Source text |
Olympus declares 12 megapixels is enough

"Twelve megapixels is, I think, enough for covering most applications most customers need," said Akira Watanabe, manager of Olympus Imaging's SLR planning department, in an interview here at the Photo Marketing Association (PMA) (http://www.cnet.com/PMA/). "We have no intention to compete in the megapixel wars for E-System," Olympus' line of SLR cameras, he said.
Instead, Olympus will focus on other characteristics such as dynamic range, color reproduction, and a better ISO range for low-light shooting, he said.

Increasing the number of megapixels on cameras is an easy selling point for camera makers, in part because it's a simple concept for people to understand. Even though having more megapixels can enable larger prints and enlargement of subject matter through cropping, adding megapixels comes with some drawbacks.

Provided information |
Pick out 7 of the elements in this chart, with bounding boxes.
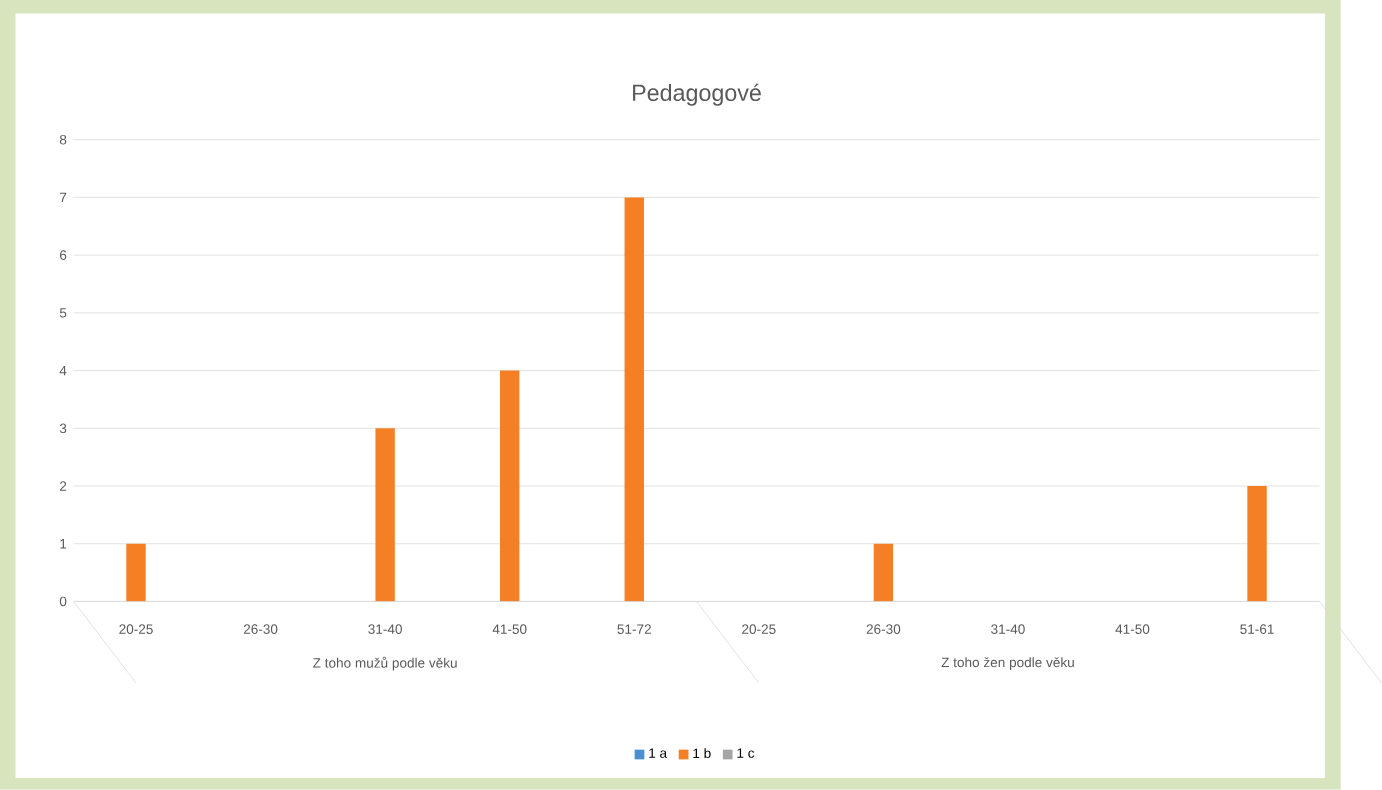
bar [1247, 486, 1267, 602]
bar [873, 543, 894, 602]
bar [126, 543, 146, 602]
bar [375, 428, 395, 602]
bar [500, 370, 520, 602]
bar [624, 197, 644, 602]
chart-title: Pedagogové [633, 83, 761, 106]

Tasks |
1. Write out everything from "Instead, Olympus will" down to "shooting, he said." in the Olympus megapixel article.
2. Extend the Olympus megapixel article by continuing past its last sentence.

Expected results |
1.
Instead, Olympus will focus on other characteristics such as dynamic range, color reproduction, and a better ISO range for low-light shooting, he said.

2.
For one thing, smaller pixels can mean more noisy speckles at the pixel level and can reduce the dynamic range, so brighter areas wash out and darker areas become swaths of black. For another, images take more room on memory cards, hard drives, and Web servers, and cameras need more powerful image processors to handle them. And yesteryear's cameras already had plenty of pixels for making 8x10-inch prints, a size few people exceed.

Camera and sensor makers have been steadily improving digital cameras to compensate for the drawbacks, though. The space on the sensor that's devoted to electronics rather than light gathering has been reduced. Other improvements have come with the tiny microlenses that help each sensor's pixel to gather more light and with the color filters that determine whether a pixel records red, green, or blue.

full article here:
http://news.cnet.com/8301-13580_3-10189546-39.html?part=rss&subj=news&tag=2547-1_3-0-5

TheObiJuan
03-06-2009, 06:14 AM
I'm glad they acknowledged the truth and rather than put out an inferior product, they are actively pursuing improvement.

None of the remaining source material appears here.